◆ **Instruction**:
Locate the line containing "What does this", then please write out that line and all the lines below it in the entries exactly.

[Collected data]
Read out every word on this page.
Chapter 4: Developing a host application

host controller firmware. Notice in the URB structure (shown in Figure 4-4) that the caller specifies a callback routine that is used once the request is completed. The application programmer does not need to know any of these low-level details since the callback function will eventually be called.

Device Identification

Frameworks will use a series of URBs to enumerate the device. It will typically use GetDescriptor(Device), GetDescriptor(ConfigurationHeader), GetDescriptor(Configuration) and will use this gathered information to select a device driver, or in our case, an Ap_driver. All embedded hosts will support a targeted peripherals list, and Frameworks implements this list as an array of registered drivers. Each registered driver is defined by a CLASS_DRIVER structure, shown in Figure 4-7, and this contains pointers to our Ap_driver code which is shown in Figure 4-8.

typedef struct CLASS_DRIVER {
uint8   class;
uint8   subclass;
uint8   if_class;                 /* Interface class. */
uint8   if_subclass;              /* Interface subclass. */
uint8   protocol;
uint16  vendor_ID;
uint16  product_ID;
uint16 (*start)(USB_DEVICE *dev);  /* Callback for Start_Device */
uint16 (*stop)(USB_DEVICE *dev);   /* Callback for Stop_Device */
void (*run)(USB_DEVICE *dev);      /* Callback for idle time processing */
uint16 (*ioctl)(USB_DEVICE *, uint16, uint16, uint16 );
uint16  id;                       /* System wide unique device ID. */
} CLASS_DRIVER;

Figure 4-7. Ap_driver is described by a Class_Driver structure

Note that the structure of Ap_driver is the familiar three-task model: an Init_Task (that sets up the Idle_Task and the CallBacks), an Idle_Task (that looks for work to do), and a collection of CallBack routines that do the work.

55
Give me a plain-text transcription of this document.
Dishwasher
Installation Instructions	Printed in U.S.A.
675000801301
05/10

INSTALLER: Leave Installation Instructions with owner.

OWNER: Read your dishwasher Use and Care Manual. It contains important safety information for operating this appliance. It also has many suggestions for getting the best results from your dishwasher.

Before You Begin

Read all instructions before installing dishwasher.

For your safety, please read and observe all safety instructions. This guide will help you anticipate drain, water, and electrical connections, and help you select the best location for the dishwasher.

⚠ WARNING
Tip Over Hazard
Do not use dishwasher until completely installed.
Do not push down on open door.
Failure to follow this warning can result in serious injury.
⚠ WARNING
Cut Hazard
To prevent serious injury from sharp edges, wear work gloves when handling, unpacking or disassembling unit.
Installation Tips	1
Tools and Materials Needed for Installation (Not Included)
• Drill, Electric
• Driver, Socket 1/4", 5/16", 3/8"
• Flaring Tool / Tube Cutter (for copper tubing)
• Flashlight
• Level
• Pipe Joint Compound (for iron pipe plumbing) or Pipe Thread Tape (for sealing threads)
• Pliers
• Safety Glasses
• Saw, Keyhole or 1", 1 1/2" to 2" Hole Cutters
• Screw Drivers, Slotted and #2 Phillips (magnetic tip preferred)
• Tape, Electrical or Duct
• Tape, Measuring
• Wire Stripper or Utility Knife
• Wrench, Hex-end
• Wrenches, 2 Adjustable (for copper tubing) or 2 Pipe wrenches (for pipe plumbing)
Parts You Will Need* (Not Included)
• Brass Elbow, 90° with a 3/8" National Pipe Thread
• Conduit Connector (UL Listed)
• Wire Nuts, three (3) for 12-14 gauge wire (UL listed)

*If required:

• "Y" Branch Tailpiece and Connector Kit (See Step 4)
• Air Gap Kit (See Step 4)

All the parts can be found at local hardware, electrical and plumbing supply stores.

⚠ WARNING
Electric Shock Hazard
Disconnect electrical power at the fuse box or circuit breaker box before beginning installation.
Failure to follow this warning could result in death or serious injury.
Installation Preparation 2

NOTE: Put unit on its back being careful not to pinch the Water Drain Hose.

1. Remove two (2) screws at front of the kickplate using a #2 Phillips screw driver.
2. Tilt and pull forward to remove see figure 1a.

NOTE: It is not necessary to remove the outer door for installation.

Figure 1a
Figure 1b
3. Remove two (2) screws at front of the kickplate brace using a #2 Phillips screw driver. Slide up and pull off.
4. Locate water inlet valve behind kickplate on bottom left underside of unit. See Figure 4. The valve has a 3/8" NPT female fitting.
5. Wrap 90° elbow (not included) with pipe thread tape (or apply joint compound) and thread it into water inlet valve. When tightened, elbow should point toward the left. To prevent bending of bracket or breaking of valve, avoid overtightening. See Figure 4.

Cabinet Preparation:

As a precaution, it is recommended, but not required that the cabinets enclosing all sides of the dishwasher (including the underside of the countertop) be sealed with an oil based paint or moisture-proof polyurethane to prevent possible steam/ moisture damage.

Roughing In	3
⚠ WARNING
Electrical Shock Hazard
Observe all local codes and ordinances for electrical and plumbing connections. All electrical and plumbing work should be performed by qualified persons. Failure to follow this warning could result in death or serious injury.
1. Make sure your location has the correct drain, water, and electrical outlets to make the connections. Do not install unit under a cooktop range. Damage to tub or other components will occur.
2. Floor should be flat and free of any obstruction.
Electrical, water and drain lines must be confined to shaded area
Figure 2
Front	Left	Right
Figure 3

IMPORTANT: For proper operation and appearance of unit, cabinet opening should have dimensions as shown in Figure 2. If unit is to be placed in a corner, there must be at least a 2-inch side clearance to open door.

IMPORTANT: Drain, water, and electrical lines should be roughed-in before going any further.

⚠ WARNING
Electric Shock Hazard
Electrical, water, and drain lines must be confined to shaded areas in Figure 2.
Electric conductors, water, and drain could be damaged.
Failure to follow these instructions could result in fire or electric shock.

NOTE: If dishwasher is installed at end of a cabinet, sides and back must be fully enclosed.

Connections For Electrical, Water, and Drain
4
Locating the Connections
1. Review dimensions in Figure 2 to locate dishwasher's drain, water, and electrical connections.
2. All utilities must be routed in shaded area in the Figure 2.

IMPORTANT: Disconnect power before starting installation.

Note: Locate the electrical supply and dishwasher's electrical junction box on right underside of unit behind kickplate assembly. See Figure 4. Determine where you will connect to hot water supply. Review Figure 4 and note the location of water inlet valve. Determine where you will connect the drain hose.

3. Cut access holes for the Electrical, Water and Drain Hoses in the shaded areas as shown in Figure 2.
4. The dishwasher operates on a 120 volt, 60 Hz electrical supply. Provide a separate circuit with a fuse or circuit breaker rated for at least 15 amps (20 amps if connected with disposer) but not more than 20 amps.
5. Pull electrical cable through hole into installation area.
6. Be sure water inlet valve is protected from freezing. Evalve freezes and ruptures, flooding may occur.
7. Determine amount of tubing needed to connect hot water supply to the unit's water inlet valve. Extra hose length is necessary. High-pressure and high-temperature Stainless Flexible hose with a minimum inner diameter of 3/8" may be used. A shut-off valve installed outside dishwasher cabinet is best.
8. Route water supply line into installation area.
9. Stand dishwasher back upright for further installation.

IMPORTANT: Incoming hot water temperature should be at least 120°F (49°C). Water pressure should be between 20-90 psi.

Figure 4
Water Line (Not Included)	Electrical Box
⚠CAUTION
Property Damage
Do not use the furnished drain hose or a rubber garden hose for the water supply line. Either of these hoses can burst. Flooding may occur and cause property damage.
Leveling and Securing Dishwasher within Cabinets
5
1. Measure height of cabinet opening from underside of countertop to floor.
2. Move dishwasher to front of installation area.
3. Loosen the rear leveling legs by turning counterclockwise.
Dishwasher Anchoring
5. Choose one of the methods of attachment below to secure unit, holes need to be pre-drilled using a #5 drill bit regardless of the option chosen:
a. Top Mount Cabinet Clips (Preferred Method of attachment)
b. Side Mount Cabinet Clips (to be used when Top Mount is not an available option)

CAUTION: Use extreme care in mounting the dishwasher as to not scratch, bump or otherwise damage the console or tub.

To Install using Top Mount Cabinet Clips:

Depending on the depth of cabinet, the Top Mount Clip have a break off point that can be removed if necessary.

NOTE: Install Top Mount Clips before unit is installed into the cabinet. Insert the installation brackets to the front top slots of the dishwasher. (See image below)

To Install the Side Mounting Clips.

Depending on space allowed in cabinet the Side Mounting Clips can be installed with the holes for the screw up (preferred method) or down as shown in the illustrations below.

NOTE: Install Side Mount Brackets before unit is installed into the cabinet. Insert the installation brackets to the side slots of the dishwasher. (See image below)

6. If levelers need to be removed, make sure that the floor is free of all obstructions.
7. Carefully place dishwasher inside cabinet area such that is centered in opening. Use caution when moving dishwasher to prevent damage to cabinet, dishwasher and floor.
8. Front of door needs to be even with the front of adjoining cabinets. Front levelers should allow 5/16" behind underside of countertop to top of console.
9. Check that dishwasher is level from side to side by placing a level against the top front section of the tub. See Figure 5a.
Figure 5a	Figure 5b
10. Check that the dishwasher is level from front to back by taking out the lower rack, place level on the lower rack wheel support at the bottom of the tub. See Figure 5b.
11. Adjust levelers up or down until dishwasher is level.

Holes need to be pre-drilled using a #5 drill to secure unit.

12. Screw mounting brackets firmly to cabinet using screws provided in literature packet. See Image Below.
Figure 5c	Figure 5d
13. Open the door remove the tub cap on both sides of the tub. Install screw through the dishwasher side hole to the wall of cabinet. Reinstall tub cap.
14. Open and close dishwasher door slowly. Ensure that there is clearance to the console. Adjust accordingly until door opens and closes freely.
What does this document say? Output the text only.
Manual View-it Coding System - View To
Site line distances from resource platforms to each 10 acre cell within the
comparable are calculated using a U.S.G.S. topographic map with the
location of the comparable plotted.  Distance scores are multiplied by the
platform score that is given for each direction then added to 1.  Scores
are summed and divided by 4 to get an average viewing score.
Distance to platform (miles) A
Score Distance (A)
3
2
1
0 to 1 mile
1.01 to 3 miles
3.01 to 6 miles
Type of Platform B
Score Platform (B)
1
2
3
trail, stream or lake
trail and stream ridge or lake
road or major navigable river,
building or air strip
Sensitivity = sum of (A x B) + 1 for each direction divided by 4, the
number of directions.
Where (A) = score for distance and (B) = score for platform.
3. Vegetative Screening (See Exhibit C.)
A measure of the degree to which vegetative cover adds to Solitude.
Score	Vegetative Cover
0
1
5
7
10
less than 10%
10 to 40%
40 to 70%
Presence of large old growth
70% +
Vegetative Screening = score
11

◆ **Exercise result**:
What does this document say? Output the text only.
Manual View-it Coding System - View To
Site line distances from resource platforms to each 10 acre cell within the
comparable are calculated using a U.S.G.S. topographic map with the
location of the comparable plotted.  Distance scores are multiplied by the
platform score that is given for each direction then added to 1.  Scores
are summed and divided by 4 to get an average viewing score.
Distance to platform (miles) A
Score Distance (A)
3
2
1
0 to 1 mile
1.01 to 3 miles
3.01 to 6 miles
Type of Platform B
Score Platform (B)
1
2
3
trail, stream or lake
trail and stream ridge or lake
road or major navigable river,
building or air strip
Sensitivity = sum of (A x B) + 1 for each direction divided by 4, the
number of directions.
Where (A) = score for distance and (B) = score for platform.
3. Vegetative Screening (See Exhibit C.)
A measure of the degree to which vegetative cover adds to Solitude.
Score	Vegetative Cover
0
1
5
7
10
less than 10%
10 to 40%
40 to 70%
Presence of large old growth
70% +
Vegetative Screening = score
11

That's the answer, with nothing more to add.